**Given instruction**. Give only one thing: the number of lines that include the word "其他支出".

[Recorded data]
• • • •

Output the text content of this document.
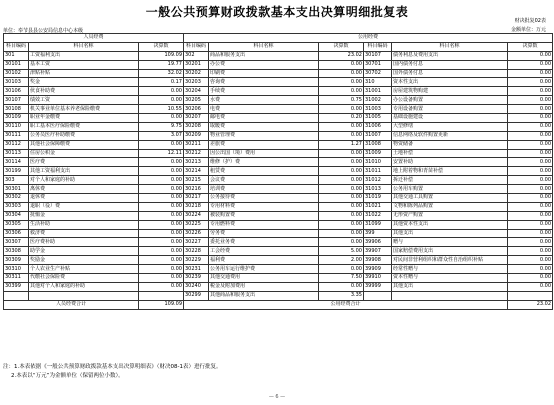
一般公共预算财政拨款基本支出决算明细批复表
单位：奉节县县公安局信息中心本级
财决批复02表
金额单位：万元
人员经费			公用经费					
科目编码	科目名称	决算数	科目编码	科目名称	决算数	科目编码	科目名称	决算数
301	工资福利支出	109.09	302	商品和服务支出	23.02	30107	债务利息及费用支出	0.00
30101	基本工资	19.77	30201	办公费	0.00	30701	国内债务付息	0.00
30102	津贴补贴	32.02	30202	印刷费	0.00	30702	国外债务付息	0.00
30103	奖金	0.17	30203	咨询费	0.00	310	资本性支出	0.00
30106	伙食补助费	0.00	30204	手续费	0.00	31001	房屋建筑物购建	0.00
30107	绩效工资	0.00	30205	水费	0.75	31002	办公设备购置	0.00
30108	机关事业单位基本养老保险缴费	10.55	30206	电费	0.00	31003	专用设备购置	0.00
30109	职业年金缴费	0.00	30207	邮电费	0.20	31005	基础设施建设	0.00
30110	职工基本医疗保险缴费	9.75	30208	取暖费	0.00	31006	大型修缮	0.00
30111	公务员医疗补助缴费	3.07	30209	物业管理费	0.00	31007	信息网络及软件购置更新	0.00
30112	其他社会保障缴费	0.00	30211	差旅费	1.27	31008	物资储备	0.00
30113	住房公积金	12.11	30212	因公出国（境）费用	0.00	31009	土地补偿	0.00
30114	医疗费	0.00	30213	维修（护）费	0.00	31010	安置补助	0.00
30199	其他工资福利支出	0.00	30214	租赁费	0.00	31011	地上附着物和青苗补偿	0.00
303	对个人和家庭的补助	0.00	30215	会议费	0.00	31012	拆迁补偿	0.00
30301	离休费	0.00	30216	培训费	0.00	31013	公务用车购置	0.00
30302	退休费	0.00	30217	公务接待费	0.00	31019	其他交通工具购置	0.00
30303	退职（役）费	0.00	30218	专用材料费	0.00	31021	文物和陈列品购置	0.00
30304	抚恤金	0.00	30224	被装购置费	0.00	31022	无形资产购置	0.00
30305	生活补助	0.00	30225	专用燃料费	0.00	31099	其他资本性支出	0.00
30306	救济费	0.00	30226	劳务费	0.00	399	其他支出	0.00
30307	医疗费补助	0.00	30227	委托业务费	0.00	39906	赠与	0.00
30308	助学金	0.00	30228	工会经费	5.00	39907	国家赔偿费用支出	0.00
30309	奖励金	0.00	30229	福利费	2.00	39908	对民间非营利组织和群众性自治组织补贴	0.00
30310	个人农业生产补贴	0.00	30231	公务用车运行维护费	0.00	39909	经常性赠与	0.00
30311	代缴社会保险费	0.00	30239	其他交通费用	7.50	39910	资本性赠与	0.00
30399	其他对个人和家庭的补助	0.00	30240	税金及附加费用	0.00	39999	其他支出	0.00
			30299	其他商品和服务支出	3.35			
人员经费合计		109.09	公用经费合计					23.02
注：1.本表依据《一般公共预算财政拨款基本支出决算明细表》（财决08-1表）进行批复。
2.本表以“万元”为金额单位（保留两位小数）。
— 6 —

• • • •

**Written reply**. 2